-- START Input material --
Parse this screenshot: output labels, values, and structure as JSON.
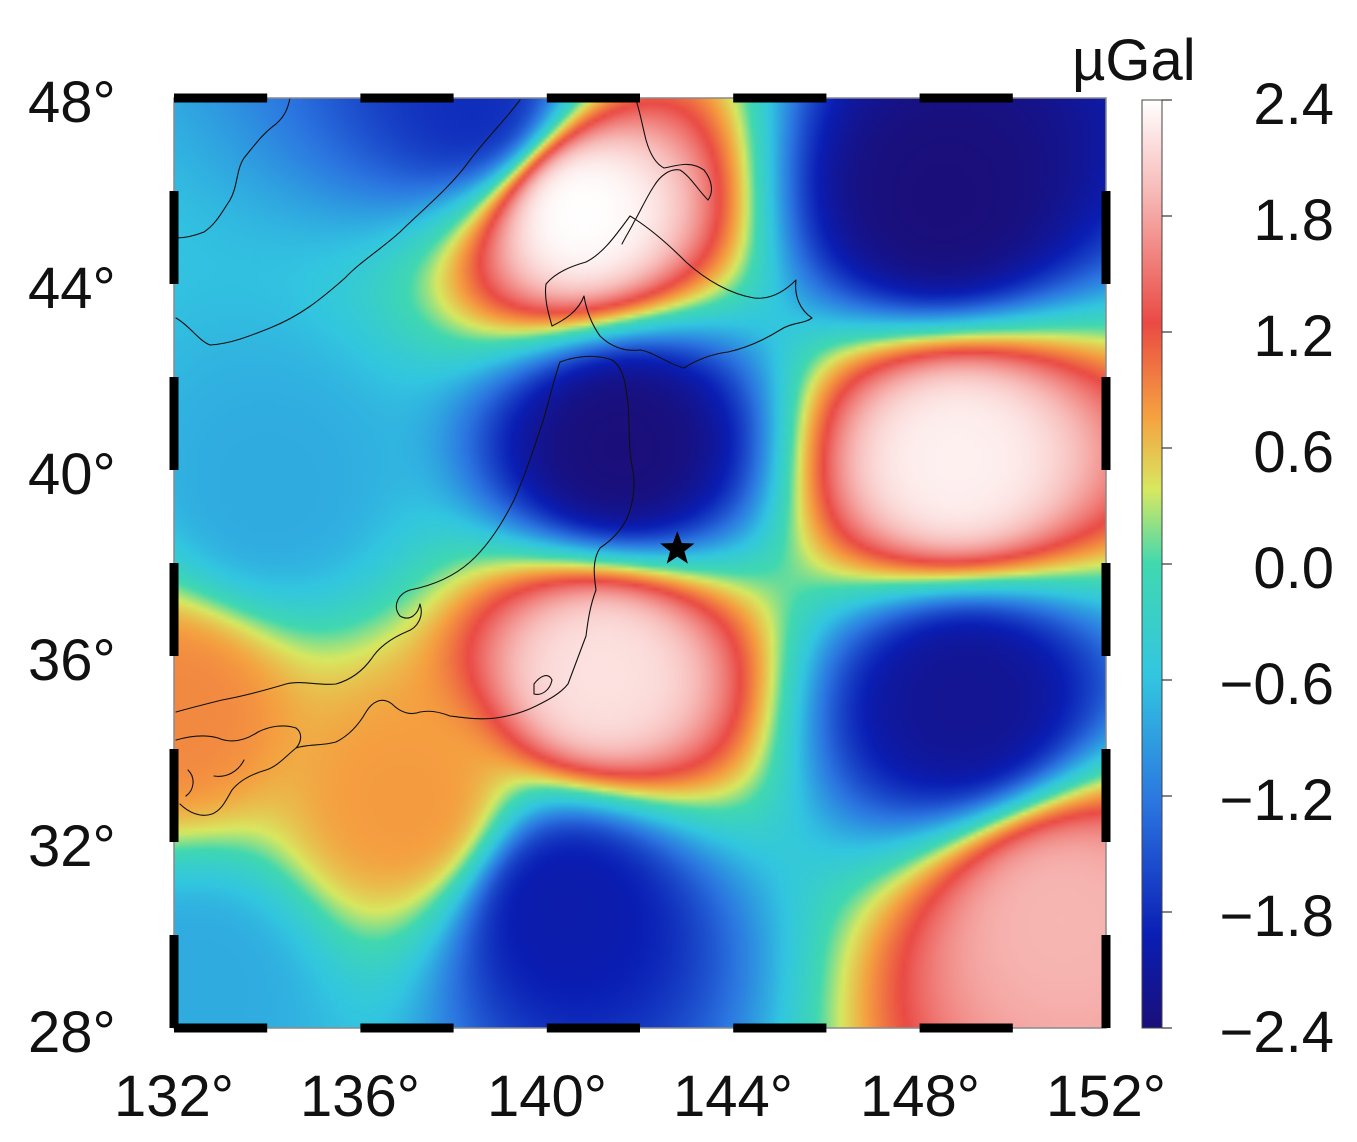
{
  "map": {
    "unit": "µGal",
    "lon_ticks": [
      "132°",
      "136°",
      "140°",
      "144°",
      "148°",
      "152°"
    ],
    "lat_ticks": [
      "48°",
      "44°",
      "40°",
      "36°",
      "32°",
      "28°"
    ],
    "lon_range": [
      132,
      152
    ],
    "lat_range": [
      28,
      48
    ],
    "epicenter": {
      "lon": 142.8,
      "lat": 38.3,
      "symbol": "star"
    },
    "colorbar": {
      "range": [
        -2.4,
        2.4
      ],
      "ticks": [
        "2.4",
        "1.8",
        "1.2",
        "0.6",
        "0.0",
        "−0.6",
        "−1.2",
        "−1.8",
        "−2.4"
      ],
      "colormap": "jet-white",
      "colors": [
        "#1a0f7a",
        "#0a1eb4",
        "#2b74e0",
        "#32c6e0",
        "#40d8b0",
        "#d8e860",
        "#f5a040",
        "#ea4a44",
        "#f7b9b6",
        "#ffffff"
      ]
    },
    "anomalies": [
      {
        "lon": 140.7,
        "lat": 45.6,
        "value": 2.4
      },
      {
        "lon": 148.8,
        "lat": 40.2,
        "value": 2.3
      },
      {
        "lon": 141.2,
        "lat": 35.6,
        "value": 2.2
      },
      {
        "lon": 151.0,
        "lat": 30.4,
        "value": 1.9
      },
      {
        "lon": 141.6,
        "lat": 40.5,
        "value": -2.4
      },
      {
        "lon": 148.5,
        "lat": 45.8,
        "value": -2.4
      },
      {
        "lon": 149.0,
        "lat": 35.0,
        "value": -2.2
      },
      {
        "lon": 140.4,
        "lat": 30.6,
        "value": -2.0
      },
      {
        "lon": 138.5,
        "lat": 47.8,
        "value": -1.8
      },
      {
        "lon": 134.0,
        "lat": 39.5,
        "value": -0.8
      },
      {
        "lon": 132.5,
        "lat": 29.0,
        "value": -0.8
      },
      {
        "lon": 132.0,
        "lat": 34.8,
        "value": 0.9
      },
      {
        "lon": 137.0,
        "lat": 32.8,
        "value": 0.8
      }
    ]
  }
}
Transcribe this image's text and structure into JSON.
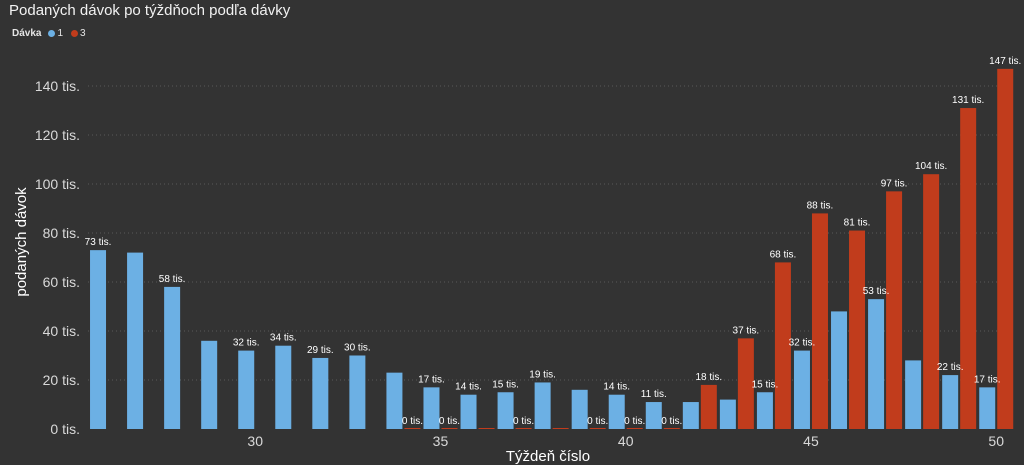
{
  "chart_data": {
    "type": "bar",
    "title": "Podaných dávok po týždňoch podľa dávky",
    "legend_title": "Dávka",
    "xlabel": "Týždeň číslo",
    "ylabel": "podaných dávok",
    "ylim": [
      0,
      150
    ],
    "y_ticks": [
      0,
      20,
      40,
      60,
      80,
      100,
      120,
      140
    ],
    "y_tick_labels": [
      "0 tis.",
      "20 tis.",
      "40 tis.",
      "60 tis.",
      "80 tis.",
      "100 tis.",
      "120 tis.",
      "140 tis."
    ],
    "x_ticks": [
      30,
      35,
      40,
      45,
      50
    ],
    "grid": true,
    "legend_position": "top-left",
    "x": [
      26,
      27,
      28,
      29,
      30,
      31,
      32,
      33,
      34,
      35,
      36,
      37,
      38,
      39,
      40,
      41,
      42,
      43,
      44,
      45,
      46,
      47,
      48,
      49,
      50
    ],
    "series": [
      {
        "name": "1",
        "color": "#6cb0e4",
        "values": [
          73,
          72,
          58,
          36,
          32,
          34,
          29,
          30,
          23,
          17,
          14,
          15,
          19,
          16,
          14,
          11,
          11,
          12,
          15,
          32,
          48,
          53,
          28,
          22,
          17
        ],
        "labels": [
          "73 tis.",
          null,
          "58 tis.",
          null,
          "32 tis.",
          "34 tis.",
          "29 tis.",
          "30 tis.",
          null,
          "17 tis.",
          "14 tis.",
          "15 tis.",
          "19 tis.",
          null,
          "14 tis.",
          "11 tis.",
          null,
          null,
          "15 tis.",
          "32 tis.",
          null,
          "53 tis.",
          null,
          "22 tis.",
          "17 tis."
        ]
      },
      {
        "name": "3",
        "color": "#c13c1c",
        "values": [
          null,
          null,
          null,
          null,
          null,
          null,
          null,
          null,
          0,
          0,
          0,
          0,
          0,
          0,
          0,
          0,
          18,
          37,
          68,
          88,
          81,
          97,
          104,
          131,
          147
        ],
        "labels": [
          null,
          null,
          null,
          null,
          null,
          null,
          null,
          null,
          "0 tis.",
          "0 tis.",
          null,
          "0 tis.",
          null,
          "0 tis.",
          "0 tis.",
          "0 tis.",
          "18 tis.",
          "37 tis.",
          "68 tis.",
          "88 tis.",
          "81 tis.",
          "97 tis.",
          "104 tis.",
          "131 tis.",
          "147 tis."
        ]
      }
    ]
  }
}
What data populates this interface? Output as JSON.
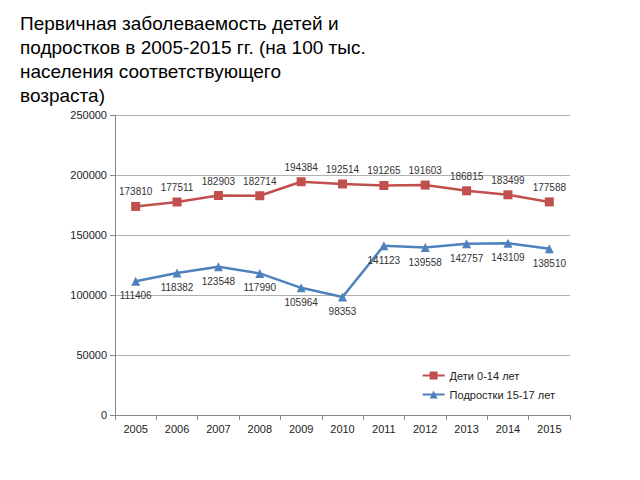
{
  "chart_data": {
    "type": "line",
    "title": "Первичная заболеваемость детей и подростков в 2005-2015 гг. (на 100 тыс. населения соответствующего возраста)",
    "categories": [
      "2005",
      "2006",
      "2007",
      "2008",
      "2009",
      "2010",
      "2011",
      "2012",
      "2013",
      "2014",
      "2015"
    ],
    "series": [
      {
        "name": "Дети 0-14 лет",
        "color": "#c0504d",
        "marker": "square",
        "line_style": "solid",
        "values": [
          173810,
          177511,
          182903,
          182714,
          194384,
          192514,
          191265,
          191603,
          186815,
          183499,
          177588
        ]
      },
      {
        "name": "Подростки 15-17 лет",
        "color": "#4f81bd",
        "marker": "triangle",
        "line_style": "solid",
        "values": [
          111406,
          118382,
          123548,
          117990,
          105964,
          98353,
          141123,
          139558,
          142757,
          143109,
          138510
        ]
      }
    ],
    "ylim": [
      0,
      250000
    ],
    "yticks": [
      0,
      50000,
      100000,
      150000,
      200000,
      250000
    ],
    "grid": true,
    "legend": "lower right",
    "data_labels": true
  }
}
-- END Input material --
Description of the task: Restate the records word for word, omitting images.

Correct result:
Parse this screenshot: output labels, values, and structure as JSON.
{
  "map": {
    "unit": "µGal",
    "lon_ticks": [
      "132°",
      "136°",
      "140°",
      "144°",
      "148°",
      "152°"
    ],
    "lat_ticks": [
      "48°",
      "44°",
      "40°",
      "36°",
      "32°",
      "28°"
    ],
    "lon_range": [
      132,
      152
    ],
    "lat_range": [
      28,
      48
    ],
    "epicenter": {
      "lon": 142.8,
      "lat": 38.3,
      "symbol": "star"
    },
    "colorbar": {
      "range": [
        -2.4,
        2.4
      ],
      "ticks": [
        "2.4",
        "1.8",
        "1.2",
        "0.6",
        "0.0",
        "−0.6",
        "−1.2",
        "−1.8",
        "−2.4"
      ],
      "colormap": "jet-white",
      "colors": [
        "#1a0f7a",
        "#0a1eb4",
        "#2b74e0",
        "#32c6e0",
        "#40d8b0",
        "#d8e860",
        "#f5a040",
        "#ea4a44",
        "#f7b9b6",
        "#ffffff"
      ]
    },
    "anomalies": [
      {
        "lon": 140.7,
        "lat": 45.6,
        "value": 2.4
      },
      {
        "lon": 148.8,
        "lat": 40.2,
        "value": 2.3
      },
      {
        "lon": 141.2,
        "lat": 35.6,
        "value": 2.2
      },
      {
        "lon": 151.0,
        "lat": 30.4,
        "value": 1.9
      },
      {
        "lon": 141.6,
        "lat": 40.5,
        "value": -2.4
      },
      {
        "lon": 148.5,
        "lat": 45.8,
        "value": -2.4
      },
      {
        "lon": 149.0,
        "lat": 35.0,
        "value": -2.2
      },
      {
        "lon": 140.4,
        "lat": 30.6,
        "value": -2.0
      },
      {
        "lon": 138.5,
        "lat": 47.8,
        "value": -1.8
      },
      {
        "lon": 134.0,
        "lat": 39.5,
        "value": -0.8
      },
      {
        "lon": 132.5,
        "lat": 29.0,
        "value": -0.8
      },
      {
        "lon": 132.0,
        "lat": 34.8,
        "value": 0.9
      },
      {
        "lon": 137.0,
        "lat": 32.8,
        "value": 0.8
      }
    ]
  }
}
Transcribe this image's text and structure into JSON.
{
  "chart_data": {
    "type": "bar",
    "title": "Podaných dávok po týždňoch podľa dávky",
    "legend_title": "Dávka",
    "xlabel": "Týždeň číslo",
    "ylabel": "podaných dávok",
    "ylim": [
      0,
      150
    ],
    "y_ticks": [
      0,
      20,
      40,
      60,
      80,
      100,
      120,
      140
    ],
    "y_tick_labels": [
      "0 tis.",
      "20 tis.",
      "40 tis.",
      "60 tis.",
      "80 tis.",
      "100 tis.",
      "120 tis.",
      "140 tis."
    ],
    "x_ticks": [
      30,
      35,
      40,
      45,
      50
    ],
    "grid": true,
    "legend_position": "top-left",
    "x": [
      26,
      27,
      28,
      29,
      30,
      31,
      32,
      33,
      34,
      35,
      36,
      37,
      38,
      39,
      40,
      41,
      42,
      43,
      44,
      45,
      46,
      47,
      48,
      49,
      50
    ],
    "series": [
      {
        "name": "1",
        "color": "#6cb0e4",
        "values": [
          73,
          72,
          58,
          36,
          32,
          34,
          29,
          30,
          23,
          17,
          14,
          15,
          19,
          16,
          14,
          11,
          11,
          12,
          15,
          32,
          48,
          53,
          28,
          22,
          17
        ],
        "labels": [
          "73 tis.",
          null,
          "58 tis.",
          null,
          "32 tis.",
          "34 tis.",
          "29 tis.",
          "30 tis.",
          null,
          "17 tis.",
          "14 tis.",
          "15 tis.",
          "19 tis.",
          null,
          "14 tis.",
          "11 tis.",
          null,
          null,
          "15 tis.",
          "32 tis.",
          null,
          "53 tis.",
          null,
          "22 tis.",
          "17 tis."
        ]
      },
      {
        "name": "3",
        "color": "#c13c1c",
        "values": [
          null,
          null,
          null,
          null,
          null,
          null,
          null,
          null,
          0,
          0,
          0,
          0,
          0,
          0,
          0,
          0,
          18,
          37,
          68,
          88,
          81,
          97,
          104,
          131,
          147
        ],
        "labels": [
          null,
          null,
          null,
          null,
          null,
          null,
          null,
          null,
          "0 tis.",
          "0 tis.",
          null,
          "0 tis.",
          null,
          "0 tis.",
          "0 tis.",
          "0 tis.",
          "18 tis.",
          "37 tis.",
          "68 tis.",
          "88 tis.",
          "81 tis.",
          "97 tis.",
          "104 tis.",
          "131 tis.",
          "147 tis."
        ]
      }
    ]
  }
}
What data populates this interface? Output as JSON.
{
  "chart_data": {
    "type": "line",
    "title": "Первичная заболеваемость детей и подростков в 2005-2015 гг. (на 100 тыс. населения соответствующего возраста)",
    "categories": [
      "2005",
      "2006",
      "2007",
      "2008",
      "2009",
      "2010",
      "2011",
      "2012",
      "2013",
      "2014",
      "2015"
    ],
    "series": [
      {
        "name": "Дети 0-14 лет",
        "color": "#c0504d",
        "marker": "square",
        "line_style": "solid",
        "values": [
          173810,
          177511,
          182903,
          182714,
          194384,
          192514,
          191265,
          191603,
          186815,
          183499,
          177588
        ]
      },
      {
        "name": "Подростки 15-17 лет",
        "color": "#4f81bd",
        "marker": "triangle",
        "line_style": "solid",
        "values": [
          111406,
          118382,
          123548,
          117990,
          105964,
          98353,
          141123,
          139558,
          142757,
          143109,
          138510
        ]
      }
    ],
    "ylim": [
      0,
      250000
    ],
    "yticks": [
      0,
      50000,
      100000,
      150000,
      200000,
      250000
    ],
    "grid": true,
    "legend": "lower right",
    "data_labels": true
  }
}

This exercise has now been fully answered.